(GIVEN PROBLEM): How many lines in the entries below contain "inbox"? Answer with the number only.

[Stored data]
• • • •

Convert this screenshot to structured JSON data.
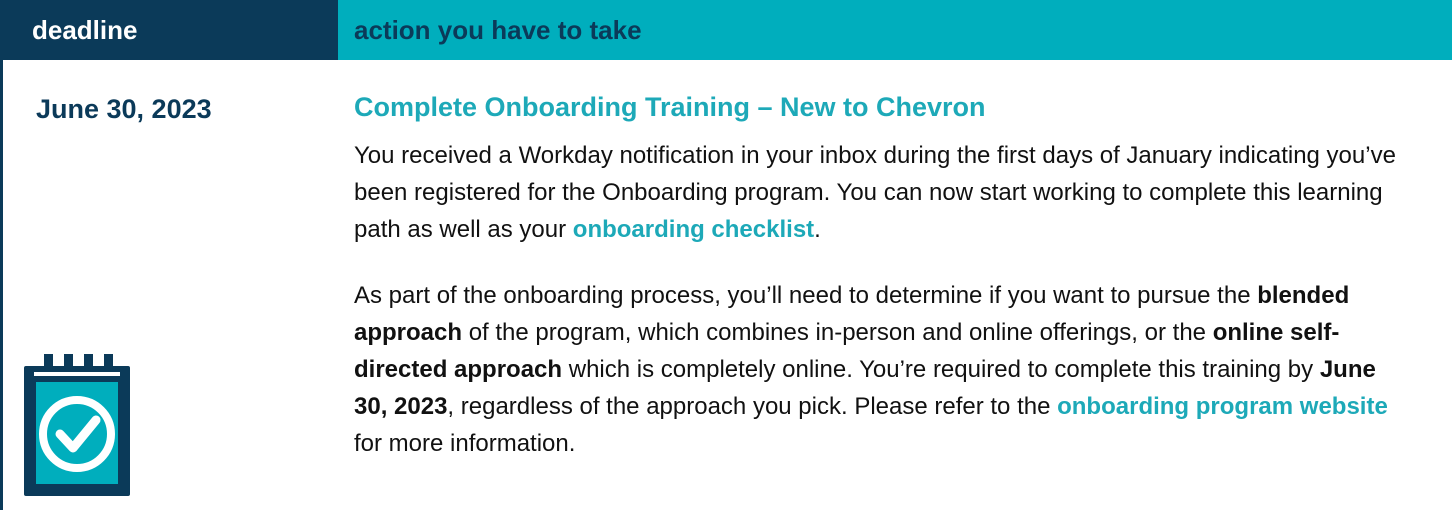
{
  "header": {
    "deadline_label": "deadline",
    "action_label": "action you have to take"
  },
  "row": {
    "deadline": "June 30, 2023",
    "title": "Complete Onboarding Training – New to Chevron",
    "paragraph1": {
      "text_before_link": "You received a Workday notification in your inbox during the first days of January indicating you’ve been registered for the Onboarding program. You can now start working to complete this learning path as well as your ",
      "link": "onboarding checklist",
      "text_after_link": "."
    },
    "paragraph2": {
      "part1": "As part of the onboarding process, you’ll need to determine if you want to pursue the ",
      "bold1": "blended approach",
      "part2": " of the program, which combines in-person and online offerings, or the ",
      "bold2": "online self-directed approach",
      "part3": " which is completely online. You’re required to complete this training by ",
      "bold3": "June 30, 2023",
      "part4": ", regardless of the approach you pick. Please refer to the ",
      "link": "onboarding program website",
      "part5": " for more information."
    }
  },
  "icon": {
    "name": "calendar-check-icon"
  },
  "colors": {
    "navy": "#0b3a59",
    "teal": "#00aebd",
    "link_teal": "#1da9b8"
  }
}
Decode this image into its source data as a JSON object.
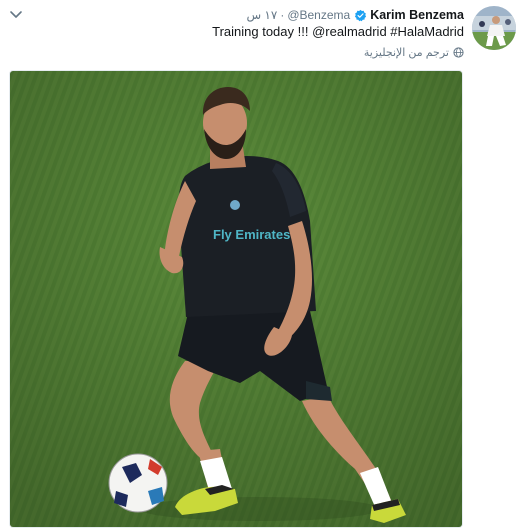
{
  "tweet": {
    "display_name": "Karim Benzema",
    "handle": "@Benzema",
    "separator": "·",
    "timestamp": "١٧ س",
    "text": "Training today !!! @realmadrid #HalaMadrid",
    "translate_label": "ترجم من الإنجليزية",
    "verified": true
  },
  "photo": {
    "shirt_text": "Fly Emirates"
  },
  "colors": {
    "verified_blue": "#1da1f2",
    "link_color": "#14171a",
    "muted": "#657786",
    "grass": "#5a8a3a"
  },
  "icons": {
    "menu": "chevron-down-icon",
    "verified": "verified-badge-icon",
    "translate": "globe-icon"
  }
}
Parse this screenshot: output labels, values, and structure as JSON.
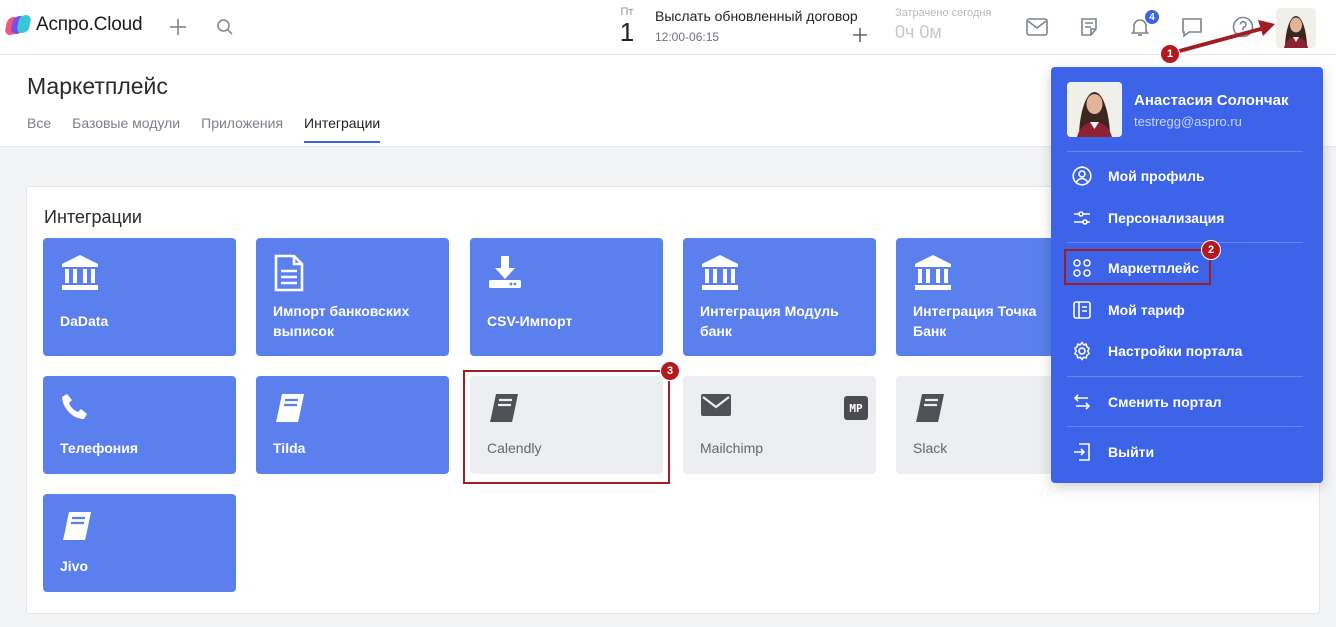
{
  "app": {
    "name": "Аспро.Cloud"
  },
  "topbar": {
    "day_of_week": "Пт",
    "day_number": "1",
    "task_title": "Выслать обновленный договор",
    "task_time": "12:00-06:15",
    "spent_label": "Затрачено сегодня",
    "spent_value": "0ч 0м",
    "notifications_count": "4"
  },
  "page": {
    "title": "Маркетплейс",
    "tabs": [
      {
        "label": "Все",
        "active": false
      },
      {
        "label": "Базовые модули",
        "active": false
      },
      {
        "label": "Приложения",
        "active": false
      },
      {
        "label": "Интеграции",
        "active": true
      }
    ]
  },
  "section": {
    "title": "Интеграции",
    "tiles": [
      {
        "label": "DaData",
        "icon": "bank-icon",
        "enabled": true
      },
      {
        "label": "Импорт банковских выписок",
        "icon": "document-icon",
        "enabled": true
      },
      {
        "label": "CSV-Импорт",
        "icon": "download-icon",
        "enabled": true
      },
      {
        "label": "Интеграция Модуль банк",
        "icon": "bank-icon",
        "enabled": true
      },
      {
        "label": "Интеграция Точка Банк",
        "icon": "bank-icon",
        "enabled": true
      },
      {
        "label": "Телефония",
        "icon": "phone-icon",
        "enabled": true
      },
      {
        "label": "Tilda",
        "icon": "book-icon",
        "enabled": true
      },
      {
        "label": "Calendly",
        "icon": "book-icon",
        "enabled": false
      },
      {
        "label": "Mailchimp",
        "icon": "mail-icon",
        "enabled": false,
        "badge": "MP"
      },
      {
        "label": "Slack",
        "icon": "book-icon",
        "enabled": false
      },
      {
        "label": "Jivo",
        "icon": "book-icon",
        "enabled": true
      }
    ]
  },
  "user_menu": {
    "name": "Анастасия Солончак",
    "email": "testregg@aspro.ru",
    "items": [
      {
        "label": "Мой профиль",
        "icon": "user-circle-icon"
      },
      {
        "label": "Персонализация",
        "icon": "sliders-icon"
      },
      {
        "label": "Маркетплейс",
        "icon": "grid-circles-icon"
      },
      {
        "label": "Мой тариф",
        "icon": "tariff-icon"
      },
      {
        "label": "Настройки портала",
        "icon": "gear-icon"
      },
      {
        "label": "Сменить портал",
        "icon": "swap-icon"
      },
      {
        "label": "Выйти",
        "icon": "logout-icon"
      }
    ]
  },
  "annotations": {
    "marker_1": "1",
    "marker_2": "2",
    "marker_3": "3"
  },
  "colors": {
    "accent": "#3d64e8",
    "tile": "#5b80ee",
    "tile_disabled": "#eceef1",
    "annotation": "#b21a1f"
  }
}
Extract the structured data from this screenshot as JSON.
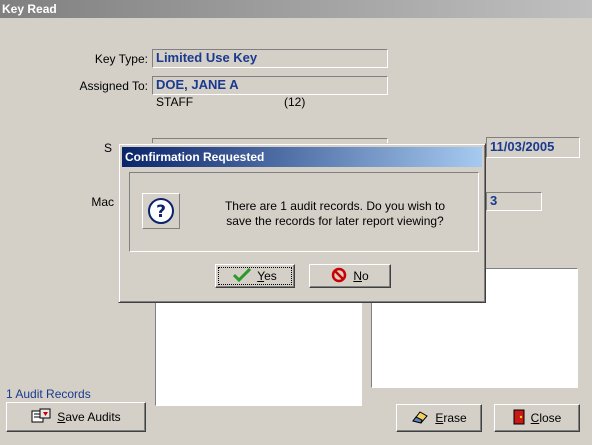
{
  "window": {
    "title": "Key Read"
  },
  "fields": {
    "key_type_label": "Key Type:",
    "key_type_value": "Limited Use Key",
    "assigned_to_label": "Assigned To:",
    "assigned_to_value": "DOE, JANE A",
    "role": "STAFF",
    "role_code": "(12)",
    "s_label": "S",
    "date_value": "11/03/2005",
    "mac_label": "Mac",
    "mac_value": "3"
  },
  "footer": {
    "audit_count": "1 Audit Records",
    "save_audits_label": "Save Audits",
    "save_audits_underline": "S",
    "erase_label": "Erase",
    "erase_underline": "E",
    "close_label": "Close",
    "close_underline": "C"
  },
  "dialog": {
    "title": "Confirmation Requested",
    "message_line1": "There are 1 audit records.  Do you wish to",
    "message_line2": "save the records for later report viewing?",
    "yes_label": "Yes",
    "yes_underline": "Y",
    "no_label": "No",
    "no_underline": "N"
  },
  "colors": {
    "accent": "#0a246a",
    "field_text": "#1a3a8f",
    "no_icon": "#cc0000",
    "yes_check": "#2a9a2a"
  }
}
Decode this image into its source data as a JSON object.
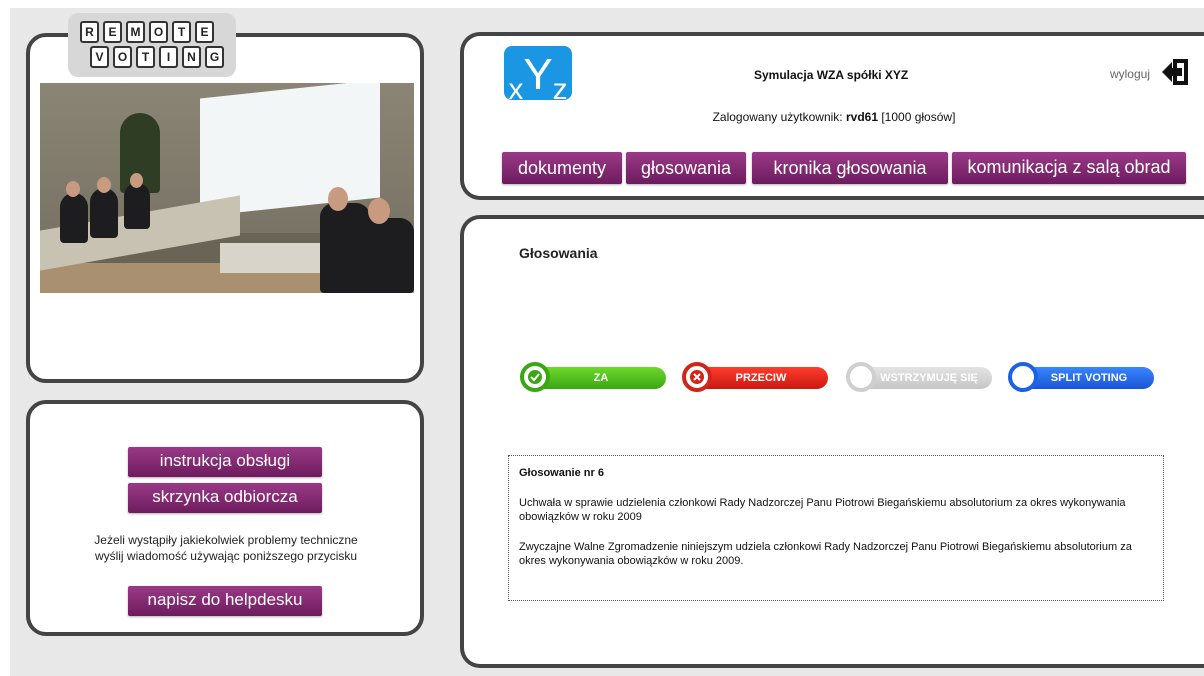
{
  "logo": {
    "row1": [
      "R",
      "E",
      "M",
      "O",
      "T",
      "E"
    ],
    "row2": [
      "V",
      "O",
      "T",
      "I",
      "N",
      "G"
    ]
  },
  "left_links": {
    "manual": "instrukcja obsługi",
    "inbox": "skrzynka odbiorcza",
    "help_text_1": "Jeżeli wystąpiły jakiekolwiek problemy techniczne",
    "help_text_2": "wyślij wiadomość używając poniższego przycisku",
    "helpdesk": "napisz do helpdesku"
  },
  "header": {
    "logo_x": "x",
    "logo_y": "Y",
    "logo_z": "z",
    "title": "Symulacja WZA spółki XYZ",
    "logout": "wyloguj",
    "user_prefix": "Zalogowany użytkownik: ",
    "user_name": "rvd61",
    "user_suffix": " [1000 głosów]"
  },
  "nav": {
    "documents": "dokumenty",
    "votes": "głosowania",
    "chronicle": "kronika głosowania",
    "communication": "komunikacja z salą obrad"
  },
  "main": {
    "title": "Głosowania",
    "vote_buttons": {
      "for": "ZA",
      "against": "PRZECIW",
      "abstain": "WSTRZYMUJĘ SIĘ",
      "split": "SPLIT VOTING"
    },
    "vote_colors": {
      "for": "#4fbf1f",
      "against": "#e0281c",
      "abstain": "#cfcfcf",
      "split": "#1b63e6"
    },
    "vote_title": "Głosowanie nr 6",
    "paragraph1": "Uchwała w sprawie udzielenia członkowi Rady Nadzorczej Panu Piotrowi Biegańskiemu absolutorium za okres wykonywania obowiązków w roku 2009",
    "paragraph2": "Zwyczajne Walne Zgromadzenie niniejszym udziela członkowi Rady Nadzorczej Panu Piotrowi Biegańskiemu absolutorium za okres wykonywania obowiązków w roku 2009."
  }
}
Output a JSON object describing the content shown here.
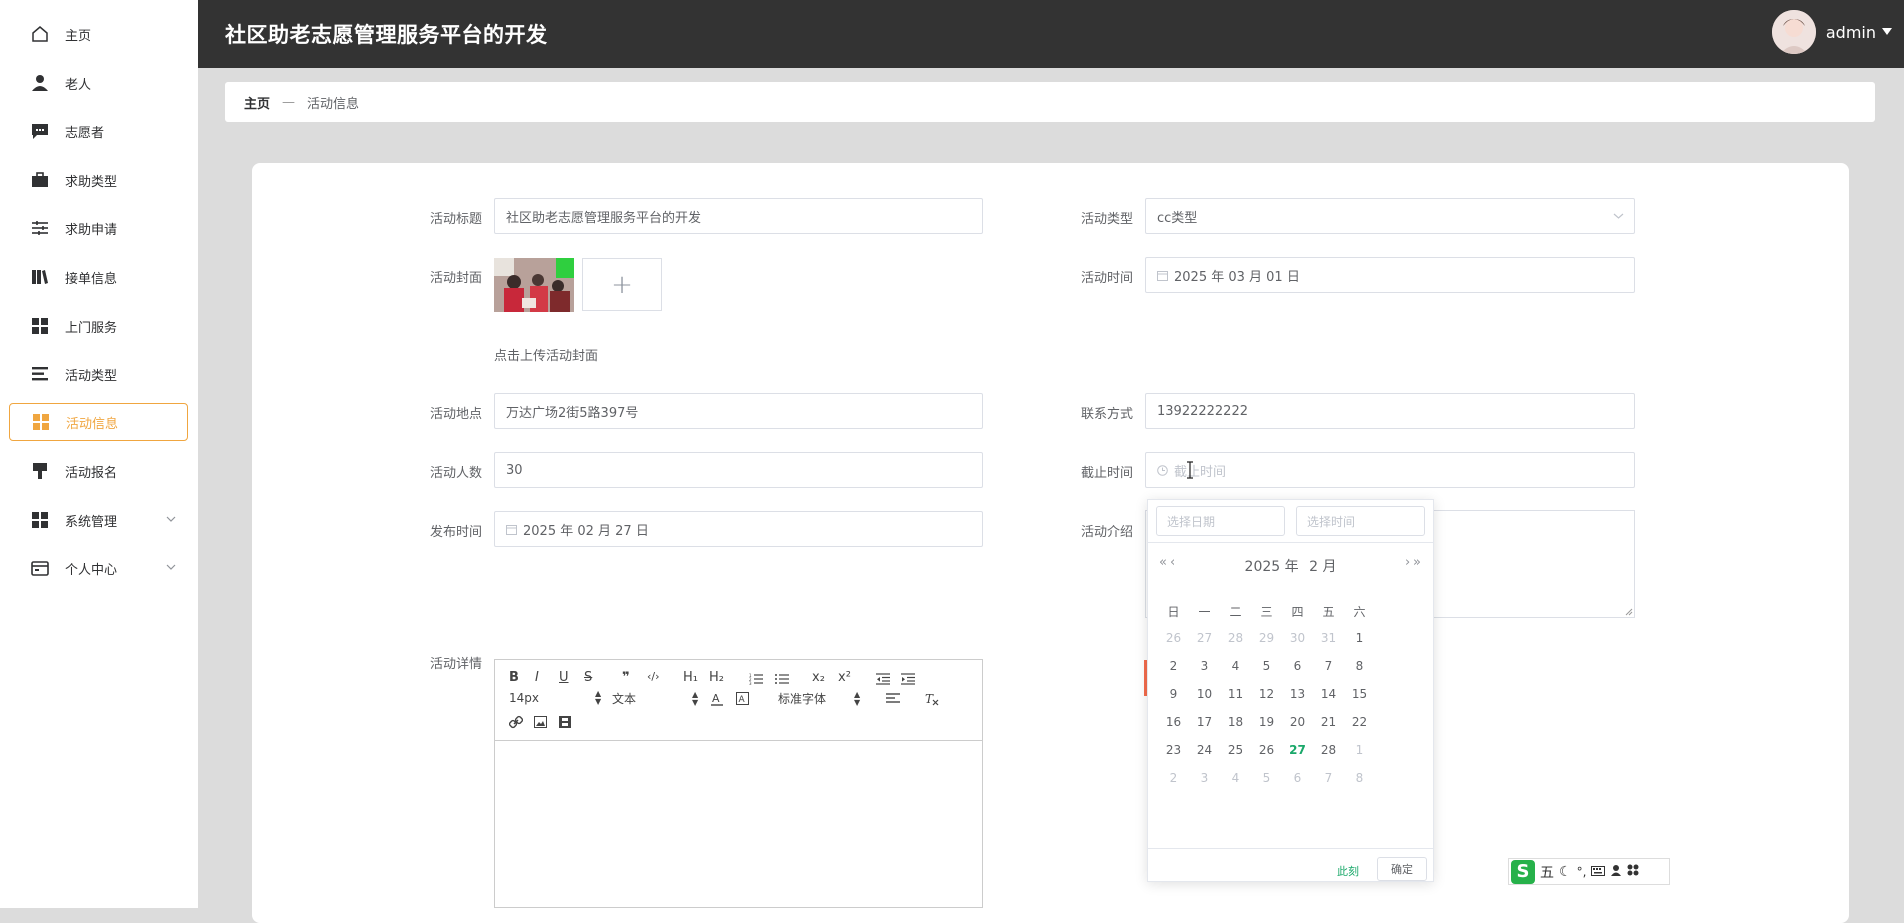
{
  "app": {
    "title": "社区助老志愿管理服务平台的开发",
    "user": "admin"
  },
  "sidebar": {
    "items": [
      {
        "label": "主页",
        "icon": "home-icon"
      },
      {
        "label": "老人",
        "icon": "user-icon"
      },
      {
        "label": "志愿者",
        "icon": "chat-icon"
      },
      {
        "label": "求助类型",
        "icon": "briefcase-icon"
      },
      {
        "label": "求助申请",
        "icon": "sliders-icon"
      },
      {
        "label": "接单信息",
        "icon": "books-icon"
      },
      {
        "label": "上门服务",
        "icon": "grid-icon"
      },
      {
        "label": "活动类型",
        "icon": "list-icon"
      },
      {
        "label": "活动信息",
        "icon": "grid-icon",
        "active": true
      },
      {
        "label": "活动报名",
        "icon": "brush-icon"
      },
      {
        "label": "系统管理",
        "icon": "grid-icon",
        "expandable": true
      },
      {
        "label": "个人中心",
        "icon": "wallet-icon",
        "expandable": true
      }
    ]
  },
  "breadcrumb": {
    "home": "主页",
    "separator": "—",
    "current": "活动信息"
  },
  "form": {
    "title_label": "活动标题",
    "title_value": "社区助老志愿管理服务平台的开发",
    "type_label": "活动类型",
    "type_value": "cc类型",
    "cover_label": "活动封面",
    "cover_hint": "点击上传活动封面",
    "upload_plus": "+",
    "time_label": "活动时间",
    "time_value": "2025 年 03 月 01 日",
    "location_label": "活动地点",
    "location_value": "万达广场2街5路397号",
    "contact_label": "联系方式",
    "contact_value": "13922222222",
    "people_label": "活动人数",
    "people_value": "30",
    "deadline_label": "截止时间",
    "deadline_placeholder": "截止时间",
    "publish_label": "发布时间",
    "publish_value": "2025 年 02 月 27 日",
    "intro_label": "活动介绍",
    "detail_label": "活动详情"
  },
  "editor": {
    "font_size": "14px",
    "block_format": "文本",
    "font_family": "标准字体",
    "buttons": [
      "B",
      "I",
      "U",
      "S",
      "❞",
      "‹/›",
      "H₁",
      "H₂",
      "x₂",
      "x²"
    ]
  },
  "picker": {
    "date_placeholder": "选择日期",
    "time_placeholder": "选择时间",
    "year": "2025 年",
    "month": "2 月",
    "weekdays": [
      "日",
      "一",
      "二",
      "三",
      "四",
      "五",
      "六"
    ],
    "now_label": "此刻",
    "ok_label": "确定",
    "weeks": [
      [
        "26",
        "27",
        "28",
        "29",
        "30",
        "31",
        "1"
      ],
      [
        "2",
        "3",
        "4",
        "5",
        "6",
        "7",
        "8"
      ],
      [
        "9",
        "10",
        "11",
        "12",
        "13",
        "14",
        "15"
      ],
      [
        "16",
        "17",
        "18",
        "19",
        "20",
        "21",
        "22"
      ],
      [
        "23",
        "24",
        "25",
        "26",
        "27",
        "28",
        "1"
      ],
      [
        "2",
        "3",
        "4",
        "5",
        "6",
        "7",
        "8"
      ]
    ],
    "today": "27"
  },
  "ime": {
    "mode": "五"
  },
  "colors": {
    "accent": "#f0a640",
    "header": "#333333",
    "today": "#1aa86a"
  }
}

• • • •

(RESULT OF THE EXERCISE): 2